───── RAW DATA ─────
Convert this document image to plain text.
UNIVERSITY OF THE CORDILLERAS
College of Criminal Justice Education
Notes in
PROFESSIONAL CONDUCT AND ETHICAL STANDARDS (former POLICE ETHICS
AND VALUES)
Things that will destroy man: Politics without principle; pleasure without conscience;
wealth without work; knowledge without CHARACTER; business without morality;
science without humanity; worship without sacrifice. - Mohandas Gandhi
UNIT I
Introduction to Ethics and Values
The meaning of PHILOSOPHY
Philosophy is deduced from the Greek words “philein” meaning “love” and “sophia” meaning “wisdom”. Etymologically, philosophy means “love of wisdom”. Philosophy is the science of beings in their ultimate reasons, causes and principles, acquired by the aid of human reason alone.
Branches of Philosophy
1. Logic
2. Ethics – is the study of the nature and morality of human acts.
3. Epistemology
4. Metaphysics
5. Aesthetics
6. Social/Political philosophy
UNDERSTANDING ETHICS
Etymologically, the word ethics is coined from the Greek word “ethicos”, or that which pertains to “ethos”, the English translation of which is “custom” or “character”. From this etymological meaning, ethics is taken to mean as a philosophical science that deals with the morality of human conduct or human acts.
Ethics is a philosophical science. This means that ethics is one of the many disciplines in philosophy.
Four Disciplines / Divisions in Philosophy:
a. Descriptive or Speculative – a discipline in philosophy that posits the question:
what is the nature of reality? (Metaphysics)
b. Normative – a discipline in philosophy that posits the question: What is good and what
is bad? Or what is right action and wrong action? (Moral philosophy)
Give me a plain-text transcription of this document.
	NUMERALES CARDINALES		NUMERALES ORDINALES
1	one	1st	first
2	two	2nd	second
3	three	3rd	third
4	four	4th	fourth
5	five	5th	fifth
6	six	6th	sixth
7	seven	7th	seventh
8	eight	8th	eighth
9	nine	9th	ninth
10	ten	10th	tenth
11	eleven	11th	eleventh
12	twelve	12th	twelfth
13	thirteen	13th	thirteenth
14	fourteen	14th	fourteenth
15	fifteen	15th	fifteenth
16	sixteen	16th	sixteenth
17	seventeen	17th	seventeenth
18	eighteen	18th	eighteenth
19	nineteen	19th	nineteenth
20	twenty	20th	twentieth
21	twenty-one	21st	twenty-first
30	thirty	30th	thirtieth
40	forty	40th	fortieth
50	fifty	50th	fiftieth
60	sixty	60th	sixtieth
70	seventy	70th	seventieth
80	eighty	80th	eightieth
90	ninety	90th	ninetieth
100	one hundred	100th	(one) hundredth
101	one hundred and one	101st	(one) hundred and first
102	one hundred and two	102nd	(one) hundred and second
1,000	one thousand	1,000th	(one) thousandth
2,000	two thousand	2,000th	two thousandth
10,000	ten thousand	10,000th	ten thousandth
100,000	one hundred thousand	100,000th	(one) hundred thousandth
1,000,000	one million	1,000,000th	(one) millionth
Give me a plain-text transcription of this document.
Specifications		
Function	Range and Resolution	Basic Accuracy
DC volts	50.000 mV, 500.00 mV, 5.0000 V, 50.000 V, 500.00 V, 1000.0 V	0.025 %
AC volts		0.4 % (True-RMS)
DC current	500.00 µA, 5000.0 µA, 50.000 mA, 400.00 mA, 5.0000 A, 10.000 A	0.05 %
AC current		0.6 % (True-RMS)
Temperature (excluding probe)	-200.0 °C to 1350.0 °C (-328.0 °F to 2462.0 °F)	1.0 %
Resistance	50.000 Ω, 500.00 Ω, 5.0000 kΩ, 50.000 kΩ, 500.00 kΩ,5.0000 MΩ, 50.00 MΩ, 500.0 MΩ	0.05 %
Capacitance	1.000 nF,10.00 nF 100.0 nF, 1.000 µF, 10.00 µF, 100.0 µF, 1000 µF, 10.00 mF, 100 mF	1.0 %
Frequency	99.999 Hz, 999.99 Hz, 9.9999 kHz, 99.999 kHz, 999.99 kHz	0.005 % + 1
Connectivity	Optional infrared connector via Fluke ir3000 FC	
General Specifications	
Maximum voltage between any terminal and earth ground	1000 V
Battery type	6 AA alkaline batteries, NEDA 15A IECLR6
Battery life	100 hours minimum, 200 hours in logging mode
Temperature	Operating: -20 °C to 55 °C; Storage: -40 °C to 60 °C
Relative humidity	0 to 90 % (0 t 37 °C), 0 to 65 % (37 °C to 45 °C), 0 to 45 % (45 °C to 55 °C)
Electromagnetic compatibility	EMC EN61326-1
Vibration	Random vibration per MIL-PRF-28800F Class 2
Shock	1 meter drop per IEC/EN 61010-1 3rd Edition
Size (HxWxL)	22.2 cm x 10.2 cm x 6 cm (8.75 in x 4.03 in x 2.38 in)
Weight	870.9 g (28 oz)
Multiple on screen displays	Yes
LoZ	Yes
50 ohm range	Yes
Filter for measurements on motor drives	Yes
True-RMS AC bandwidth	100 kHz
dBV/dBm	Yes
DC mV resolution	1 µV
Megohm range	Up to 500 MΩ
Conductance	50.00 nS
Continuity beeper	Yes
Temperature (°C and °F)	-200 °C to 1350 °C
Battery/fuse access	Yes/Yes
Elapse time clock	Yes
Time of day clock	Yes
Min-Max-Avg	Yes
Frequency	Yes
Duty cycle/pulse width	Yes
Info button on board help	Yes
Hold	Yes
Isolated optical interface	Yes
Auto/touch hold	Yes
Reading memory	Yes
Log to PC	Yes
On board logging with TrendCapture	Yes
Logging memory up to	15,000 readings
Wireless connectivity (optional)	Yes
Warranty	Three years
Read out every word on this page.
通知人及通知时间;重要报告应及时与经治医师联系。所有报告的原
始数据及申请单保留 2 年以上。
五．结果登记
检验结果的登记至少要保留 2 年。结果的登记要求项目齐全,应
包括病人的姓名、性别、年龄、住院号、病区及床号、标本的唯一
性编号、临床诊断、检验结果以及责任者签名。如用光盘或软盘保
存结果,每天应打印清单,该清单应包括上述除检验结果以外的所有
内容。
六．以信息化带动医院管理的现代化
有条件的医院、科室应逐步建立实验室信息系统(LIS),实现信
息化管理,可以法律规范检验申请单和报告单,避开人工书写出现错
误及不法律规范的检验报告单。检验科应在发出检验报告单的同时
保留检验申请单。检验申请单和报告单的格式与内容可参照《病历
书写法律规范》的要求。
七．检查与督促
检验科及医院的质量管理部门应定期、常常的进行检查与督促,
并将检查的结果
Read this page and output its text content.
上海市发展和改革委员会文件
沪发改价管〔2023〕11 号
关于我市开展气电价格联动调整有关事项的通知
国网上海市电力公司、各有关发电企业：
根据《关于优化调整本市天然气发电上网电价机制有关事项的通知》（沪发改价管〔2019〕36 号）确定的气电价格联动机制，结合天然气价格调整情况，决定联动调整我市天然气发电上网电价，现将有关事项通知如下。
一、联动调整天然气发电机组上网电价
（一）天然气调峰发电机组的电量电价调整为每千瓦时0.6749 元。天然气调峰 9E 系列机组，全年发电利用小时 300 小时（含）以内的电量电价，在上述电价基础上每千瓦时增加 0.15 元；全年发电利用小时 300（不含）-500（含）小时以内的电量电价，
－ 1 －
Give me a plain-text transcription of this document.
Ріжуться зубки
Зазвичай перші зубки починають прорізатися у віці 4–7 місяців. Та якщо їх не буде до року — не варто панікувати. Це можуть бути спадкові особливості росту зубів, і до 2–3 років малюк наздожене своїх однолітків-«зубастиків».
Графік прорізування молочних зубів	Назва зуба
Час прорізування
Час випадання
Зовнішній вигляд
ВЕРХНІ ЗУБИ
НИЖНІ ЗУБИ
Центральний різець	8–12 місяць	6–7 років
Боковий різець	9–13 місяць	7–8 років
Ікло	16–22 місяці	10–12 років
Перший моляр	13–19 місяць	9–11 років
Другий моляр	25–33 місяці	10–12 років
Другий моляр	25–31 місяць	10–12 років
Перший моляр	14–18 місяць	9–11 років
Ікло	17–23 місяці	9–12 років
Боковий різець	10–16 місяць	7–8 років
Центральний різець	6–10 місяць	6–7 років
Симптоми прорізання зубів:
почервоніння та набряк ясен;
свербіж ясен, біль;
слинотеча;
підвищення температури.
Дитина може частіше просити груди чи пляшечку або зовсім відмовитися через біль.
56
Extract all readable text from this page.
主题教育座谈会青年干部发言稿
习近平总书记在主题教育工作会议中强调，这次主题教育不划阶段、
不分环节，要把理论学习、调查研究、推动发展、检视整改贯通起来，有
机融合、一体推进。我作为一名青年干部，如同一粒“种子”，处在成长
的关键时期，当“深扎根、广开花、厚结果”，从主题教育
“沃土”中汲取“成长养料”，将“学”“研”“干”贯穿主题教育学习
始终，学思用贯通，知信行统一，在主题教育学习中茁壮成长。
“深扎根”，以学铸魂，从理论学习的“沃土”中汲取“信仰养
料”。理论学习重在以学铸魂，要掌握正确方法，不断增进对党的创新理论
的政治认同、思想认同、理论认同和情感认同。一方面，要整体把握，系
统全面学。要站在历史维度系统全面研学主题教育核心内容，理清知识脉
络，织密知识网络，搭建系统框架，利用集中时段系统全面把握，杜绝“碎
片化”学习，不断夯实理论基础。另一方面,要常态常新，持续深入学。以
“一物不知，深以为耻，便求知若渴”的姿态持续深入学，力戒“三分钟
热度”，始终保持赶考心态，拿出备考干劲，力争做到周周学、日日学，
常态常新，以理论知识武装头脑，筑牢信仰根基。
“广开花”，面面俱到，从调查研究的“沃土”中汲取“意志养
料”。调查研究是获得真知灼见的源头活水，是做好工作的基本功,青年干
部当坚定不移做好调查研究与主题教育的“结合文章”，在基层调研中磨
─────
## DIRECTIONS FOR THIS TASK
Output, unchanged, the lines from the line with "Extract all readable text from this page." through the final line of the material.

## RESULT OF THE TASK
Extract all readable text from this page.
主题教育座谈会青年干部发言稿
习近平总书记在主题教育工作会议中强调，这次主题教育不划阶段、
不分环节，要把理论学习、调查研究、推动发展、检视整改贯通起来，有
机融合、一体推进。我作为一名青年干部，如同一粒“种子”，处在成长
的关键时期，当“深扎根、广开花、厚结果”，从主题教育
“沃土”中汲取“成长养料”，将“学”“研”“干”贯穿主题教育学习
始终，学思用贯通，知信行统一，在主题教育学习中茁壮成长。
“深扎根”，以学铸魂，从理论学习的“沃土”中汲取“信仰养
料”。理论学习重在以学铸魂，要掌握正确方法，不断增进对党的创新理论
的政治认同、思想认同、理论认同和情感认同。一方面，要整体把握，系
统全面学。要站在历史维度系统全面研学主题教育核心内容，理清知识脉
络，织密知识网络，搭建系统框架，利用集中时段系统全面把握，杜绝“碎
片化”学习，不断夯实理论基础。另一方面,要常态常新，持续深入学。以
“一物不知，深以为耻，便求知若渴”的姿态持续深入学，力戒“三分钟
热度”，始终保持赶考心态，拿出备考干劲，力争做到周周学、日日学，
常态常新，以理论知识武装头脑，筑牢信仰根基。
“广开花”，面面俱到，从调查研究的“沃土”中汲取“意志养
料”。调查研究是获得真知灼见的源头活水，是做好工作的基本功,青年干
部当坚定不移做好调查研究与主题教育的“结合文章”，在基层调研中磨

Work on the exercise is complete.